Visualization of the adopted physical model. Left panel: model density profile with white contours at 108 cm−3 and 109 cm−3. Right panel: gas temperature structured clipped at 80 K to enhance the color gradient in the region of interest and white contours at 20, 30, and 80 K.

2.4 Radiative transfer

We used LIME (v1.5), a 3D radiative transfer code in non-LTE (Brinch & Hogerheijde 2010) to compare our DCO+ observations to the DCO+ abundance model obtained using the prescription described above. LIME can produce line and continuum radiation from a physical model, an abundance distribution, and the rate coefficients for a given molecular transition. We use the rate coefficients from the Leiden Atomic and Molecular Database (Schöier et al. 2005)1 for DCO+. These are the same collision rates as those listed for HCO+ (Flower 1999). The Einstein A coefficients taken are from CDMS and JPL. We use a grid of 100 000 points that are created applying a weighted random selection in R using a logarithmic scale. This weighted random selection favors denser gas regions and will always select a random point where the DCO+ abundance of the model is higher than 10−15. Establishing a convergence criterion that encompasses all of the grid points is difficult. We manually set the number of iterations to 20 and confirm convergence by comparing consecutive iterations.

The resulting model cube is continuum subtracted using the first channel as a continuum estimator. Then each spectral plane of the model is convolved with the synthesized beam of the DCO+ data cube. This is equivalent to simulating the visibilities from a sky model since the uv-space is well sampled (see the result in Appendix A).

3 Results

3.1 Standard model (CD)

We chose a standard CO abundance model with a constant abundance Xhigh = 5.0 × 10−5 at temperatures above an evaporation temperature of TCO = 19 K. This evaporation temperature corresponds to ~150 AU at the midplane in our adopted temperature structure and correlates well with the second emission ring thought to be produced by the CD channel (Salinas et al. 2017). The adopted CO abundance is similar to previous models of CO isotopologues (Qi et al. 2015; Carney et al. 2017). We also include a radial cutoff at 300 AU where the DCO+ abundance drops to zero because the emissiondisappears at ~300 AU. We discuss this value further in Sect. 4.1.

The resulting DCO+ J = 3–2 emission radial profile for the standard model is shown in Fig. 1. The figure also shows our standard model with TCO = 20 K keeping Xhigh at the same value to illustrate the model dependency on this parameter. We note that by changing the CO abundance, the model is capable of compensating the difference in evaporation temperature because these two parameters are degenerate. A higher CO abundance will produce less DCO+ and vice versa. The adopted CO abundance of 5 × 10−5 corresponds to a moderate carbon depletion consistent with other warmer disks such as HD 100546 (Kama et al. 2016).

Working data:

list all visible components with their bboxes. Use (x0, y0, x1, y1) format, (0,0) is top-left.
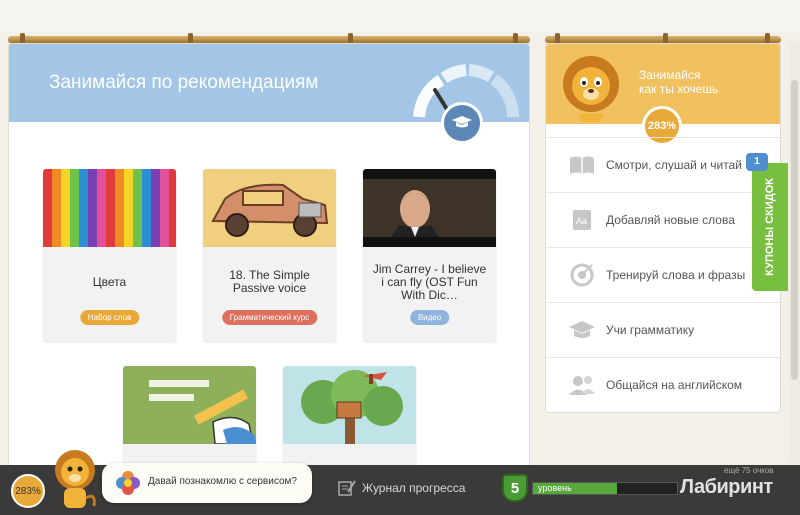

---

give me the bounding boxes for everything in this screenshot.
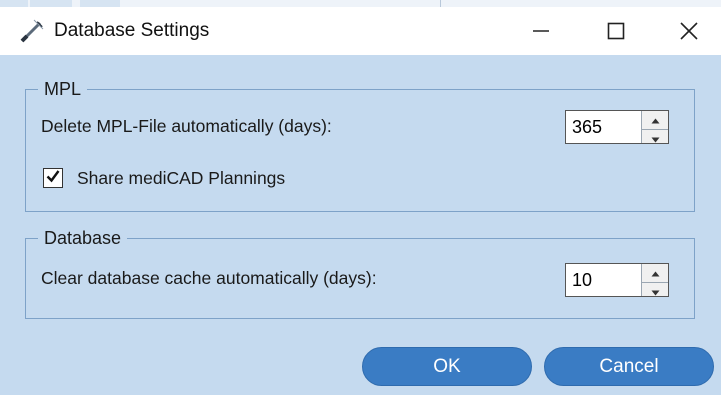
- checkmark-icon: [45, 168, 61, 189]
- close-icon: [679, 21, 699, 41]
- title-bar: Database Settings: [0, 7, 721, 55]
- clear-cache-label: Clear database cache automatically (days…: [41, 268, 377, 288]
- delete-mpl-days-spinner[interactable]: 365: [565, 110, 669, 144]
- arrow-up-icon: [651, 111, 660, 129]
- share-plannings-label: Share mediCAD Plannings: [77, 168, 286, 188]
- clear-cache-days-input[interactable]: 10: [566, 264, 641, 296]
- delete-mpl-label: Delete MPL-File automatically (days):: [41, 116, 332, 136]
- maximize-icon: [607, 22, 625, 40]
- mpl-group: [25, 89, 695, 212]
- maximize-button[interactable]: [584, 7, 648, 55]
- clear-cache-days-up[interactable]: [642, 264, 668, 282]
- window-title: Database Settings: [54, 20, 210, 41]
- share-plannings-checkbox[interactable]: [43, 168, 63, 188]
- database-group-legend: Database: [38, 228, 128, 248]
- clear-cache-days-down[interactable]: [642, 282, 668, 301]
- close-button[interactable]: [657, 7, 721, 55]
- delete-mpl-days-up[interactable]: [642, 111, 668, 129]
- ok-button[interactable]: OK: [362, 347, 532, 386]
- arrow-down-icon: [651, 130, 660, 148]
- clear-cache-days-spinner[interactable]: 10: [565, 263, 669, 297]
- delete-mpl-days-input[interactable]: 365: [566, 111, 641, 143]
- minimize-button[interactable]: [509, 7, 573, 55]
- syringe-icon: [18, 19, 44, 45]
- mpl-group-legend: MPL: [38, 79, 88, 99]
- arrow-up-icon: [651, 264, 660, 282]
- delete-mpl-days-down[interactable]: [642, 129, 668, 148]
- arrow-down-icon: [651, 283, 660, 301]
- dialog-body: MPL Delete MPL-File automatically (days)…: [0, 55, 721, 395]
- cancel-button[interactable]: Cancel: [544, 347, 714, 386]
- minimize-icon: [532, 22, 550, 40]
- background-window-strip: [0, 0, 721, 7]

--

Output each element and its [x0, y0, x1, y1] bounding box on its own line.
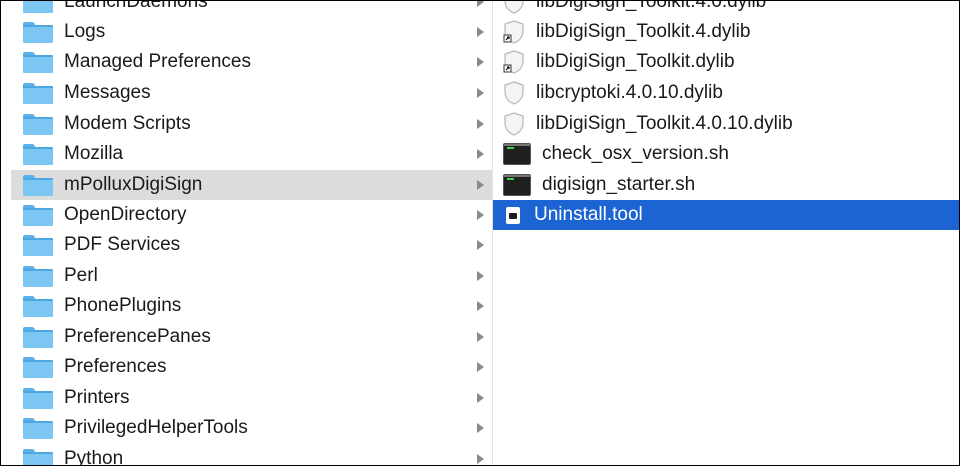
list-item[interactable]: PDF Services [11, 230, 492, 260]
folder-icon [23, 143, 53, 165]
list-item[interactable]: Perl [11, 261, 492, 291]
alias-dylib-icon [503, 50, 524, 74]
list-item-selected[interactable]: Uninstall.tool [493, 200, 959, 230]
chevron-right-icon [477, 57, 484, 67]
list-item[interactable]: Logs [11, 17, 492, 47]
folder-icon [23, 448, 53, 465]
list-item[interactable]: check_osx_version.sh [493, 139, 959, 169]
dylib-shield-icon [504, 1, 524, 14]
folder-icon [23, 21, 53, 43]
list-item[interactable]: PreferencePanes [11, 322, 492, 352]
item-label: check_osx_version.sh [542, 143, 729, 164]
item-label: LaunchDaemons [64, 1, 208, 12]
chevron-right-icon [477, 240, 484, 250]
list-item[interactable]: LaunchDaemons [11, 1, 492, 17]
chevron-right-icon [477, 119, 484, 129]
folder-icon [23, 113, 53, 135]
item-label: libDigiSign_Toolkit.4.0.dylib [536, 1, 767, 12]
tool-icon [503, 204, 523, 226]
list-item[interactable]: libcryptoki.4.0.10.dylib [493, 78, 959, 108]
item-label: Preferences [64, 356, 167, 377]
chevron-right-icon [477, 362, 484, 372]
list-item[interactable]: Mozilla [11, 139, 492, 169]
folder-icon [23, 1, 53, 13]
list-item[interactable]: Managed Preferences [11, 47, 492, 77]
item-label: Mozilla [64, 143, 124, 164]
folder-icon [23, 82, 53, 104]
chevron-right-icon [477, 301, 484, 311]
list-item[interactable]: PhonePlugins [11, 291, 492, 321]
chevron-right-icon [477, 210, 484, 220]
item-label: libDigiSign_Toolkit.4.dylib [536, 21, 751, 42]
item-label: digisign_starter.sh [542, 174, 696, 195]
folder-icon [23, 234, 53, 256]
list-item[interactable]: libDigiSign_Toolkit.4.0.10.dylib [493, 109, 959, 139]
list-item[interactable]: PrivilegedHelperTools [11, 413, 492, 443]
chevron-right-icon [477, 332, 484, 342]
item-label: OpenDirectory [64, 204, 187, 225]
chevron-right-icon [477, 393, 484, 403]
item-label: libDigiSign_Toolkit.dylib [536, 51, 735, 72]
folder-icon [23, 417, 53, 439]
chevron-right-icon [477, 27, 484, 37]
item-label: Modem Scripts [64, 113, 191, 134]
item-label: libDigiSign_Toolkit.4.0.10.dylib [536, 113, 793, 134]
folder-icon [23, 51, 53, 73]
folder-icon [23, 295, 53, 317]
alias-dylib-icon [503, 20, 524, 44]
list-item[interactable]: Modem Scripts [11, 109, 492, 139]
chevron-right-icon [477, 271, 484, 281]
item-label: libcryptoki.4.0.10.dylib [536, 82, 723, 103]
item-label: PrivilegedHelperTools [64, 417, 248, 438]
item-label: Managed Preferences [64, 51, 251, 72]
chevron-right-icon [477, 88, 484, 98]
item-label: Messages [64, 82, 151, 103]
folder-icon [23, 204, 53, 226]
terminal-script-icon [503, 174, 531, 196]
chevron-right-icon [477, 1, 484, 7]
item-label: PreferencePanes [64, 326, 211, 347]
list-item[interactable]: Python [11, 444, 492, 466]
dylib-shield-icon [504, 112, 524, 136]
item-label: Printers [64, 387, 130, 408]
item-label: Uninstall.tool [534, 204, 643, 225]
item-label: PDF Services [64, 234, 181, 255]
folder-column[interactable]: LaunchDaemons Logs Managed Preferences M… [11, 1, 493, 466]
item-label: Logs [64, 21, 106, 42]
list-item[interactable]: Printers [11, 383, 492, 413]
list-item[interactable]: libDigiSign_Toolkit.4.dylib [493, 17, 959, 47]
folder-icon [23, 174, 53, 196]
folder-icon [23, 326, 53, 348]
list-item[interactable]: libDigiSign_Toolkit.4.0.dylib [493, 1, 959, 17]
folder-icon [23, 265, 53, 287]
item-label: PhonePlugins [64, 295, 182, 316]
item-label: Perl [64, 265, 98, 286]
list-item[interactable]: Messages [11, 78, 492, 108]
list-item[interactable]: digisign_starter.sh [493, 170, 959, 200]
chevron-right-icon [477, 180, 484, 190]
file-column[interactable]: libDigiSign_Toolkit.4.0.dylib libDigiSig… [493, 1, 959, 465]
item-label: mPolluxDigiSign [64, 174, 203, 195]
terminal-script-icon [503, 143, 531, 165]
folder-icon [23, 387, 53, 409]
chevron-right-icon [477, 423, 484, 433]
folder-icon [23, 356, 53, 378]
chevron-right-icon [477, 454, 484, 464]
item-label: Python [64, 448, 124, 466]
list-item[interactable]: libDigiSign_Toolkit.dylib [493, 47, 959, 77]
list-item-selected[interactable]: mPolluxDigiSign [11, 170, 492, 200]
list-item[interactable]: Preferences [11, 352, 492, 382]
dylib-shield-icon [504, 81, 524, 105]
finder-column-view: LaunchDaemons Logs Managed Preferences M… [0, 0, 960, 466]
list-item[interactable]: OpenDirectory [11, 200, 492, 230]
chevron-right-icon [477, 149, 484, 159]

Exercise task 1: Reproduce the lines of the listing from the line containing "Output each element" up to and including the line containing "alias-dylib-icon [503, 50, 524, 74]", omitting the picture.
Exercise task 2: Resume the passage on modeling DCO+ emission after its final sentence.
The listing has no connection to the passage on modeling DCO+ emission.

Reply 1:
Output each element and its [x0, y0, x1, y1] bounding box on its own line.
list-item[interactable]: PDF Services [11, 230, 492, 260]
folder-icon [23, 143, 53, 165]
list-item[interactable]: Perl [11, 261, 492, 291]
alias-dylib-icon [503, 50, 524, 74]

Reply 2:
We can obtain an estimate of the emission contribution from the WD channel by subtracting the standard model from the data. We perform a channel-by-channel subtraction from the data cube and the convolved model cube to calculate a residual cube (see example in Appendix A). Figure 3 shows the residual radial curve from the standard models with TCO = 19 K and TCO = 20 K and their correspondent abundance estimate. The residual radial profile is obtained applying a Keplerian mask (see Appendix in Salinas et al. 2017) to the residual cube, and each of the radial bins corresponds to a concentric ellipsoid projected to be equidistant to the central star. At R ≳ 180 AU, we can only provide an upper limit of about a few 10−12. At R ≲ 180 AU, the abundance is a few 10−13 and starts declining at ~50 AU.

The radial abundance estimate is calculated assuming LTE and that the emission is optically thin. If we regard the emission as coming from an isothermal medium in LTE, we can calculate the corresponding column density at different radii assuming an excitation temperature by using the analytical formula of Remijan et al. (2003). This 1D analysis waspreviously performed by Salinas et al. (2017), and we use the same prescription and excitation temperature profile for DCO+. Finally, we divide the column density estimate by the surface density profile in Eq. 2.3 to get a vertically averaged abundance. The radial abundance profile only provides a lower limit to the actual DCO+ because it emits from a layer set by the activation temperature of the CD and WD channel and the CO evaporation temperature constraining its vertical extent. The simple chemical model of the CD channel can reproduce the DCO+ emission in the disk around HD 163296 at large radii (R > 180 AU), but requires additional DCO+, of a few 10−12 in abundance to account for the inner emission produced by the WD channel and a radial cutoff at ~300 AU.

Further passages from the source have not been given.